> [To do]: Every line that holds the string "Minutes" is to be identified and copied.

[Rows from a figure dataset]
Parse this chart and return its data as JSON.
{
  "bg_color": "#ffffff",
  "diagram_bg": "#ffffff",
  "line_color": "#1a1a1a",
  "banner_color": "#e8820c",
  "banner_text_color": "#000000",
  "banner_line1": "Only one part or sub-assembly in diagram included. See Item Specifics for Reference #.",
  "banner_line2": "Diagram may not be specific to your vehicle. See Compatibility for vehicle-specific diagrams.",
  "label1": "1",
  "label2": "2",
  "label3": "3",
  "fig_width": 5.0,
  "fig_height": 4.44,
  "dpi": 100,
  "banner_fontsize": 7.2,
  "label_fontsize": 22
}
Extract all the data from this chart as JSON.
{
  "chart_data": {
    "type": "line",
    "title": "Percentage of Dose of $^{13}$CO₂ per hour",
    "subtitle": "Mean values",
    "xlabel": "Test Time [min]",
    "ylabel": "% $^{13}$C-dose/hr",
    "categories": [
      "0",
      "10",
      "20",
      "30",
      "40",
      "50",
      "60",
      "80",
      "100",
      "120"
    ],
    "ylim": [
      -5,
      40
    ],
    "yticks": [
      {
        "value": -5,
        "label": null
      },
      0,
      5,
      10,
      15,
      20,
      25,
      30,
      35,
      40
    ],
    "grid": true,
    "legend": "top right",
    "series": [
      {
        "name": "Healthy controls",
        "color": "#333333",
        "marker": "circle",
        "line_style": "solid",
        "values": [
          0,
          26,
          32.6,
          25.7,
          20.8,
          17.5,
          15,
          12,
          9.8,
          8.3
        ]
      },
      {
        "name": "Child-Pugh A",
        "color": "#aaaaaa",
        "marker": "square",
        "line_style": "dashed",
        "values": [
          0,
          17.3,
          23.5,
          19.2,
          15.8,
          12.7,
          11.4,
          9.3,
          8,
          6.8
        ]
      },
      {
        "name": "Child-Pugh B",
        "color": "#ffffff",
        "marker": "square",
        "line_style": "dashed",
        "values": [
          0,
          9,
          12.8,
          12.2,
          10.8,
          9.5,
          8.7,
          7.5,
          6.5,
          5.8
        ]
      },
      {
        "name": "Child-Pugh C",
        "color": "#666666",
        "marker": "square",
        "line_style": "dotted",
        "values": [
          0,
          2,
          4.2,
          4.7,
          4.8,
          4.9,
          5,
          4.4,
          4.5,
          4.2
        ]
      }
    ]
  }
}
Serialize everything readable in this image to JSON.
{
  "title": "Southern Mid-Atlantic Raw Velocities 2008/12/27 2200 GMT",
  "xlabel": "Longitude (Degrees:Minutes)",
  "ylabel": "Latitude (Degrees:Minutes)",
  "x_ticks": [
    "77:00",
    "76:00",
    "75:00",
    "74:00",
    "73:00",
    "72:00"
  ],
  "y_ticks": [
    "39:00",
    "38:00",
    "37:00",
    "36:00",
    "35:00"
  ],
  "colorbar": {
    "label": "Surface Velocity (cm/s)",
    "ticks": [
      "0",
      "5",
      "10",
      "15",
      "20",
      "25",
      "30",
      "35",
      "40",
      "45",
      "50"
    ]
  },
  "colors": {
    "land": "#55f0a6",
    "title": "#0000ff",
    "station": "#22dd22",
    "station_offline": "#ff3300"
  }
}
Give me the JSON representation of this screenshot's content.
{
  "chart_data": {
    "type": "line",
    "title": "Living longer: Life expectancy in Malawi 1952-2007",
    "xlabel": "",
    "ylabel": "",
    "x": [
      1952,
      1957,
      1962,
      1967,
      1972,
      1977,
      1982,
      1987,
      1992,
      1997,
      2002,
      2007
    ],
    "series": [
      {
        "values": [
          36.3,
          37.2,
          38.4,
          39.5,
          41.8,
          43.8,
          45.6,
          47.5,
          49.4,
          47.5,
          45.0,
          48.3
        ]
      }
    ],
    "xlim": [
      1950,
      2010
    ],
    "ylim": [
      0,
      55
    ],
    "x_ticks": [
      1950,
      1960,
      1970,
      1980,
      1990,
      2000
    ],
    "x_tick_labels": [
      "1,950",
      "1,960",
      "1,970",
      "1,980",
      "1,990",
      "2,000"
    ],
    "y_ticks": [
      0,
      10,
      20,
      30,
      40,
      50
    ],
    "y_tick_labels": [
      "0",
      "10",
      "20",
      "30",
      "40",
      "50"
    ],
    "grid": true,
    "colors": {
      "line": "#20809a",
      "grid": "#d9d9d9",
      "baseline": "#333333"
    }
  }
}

> [Answer to the task]:
  "xlabel": "Longitude (Degrees:Minutes)",
  "ylabel": "Latitude (Degrees:Minutes)",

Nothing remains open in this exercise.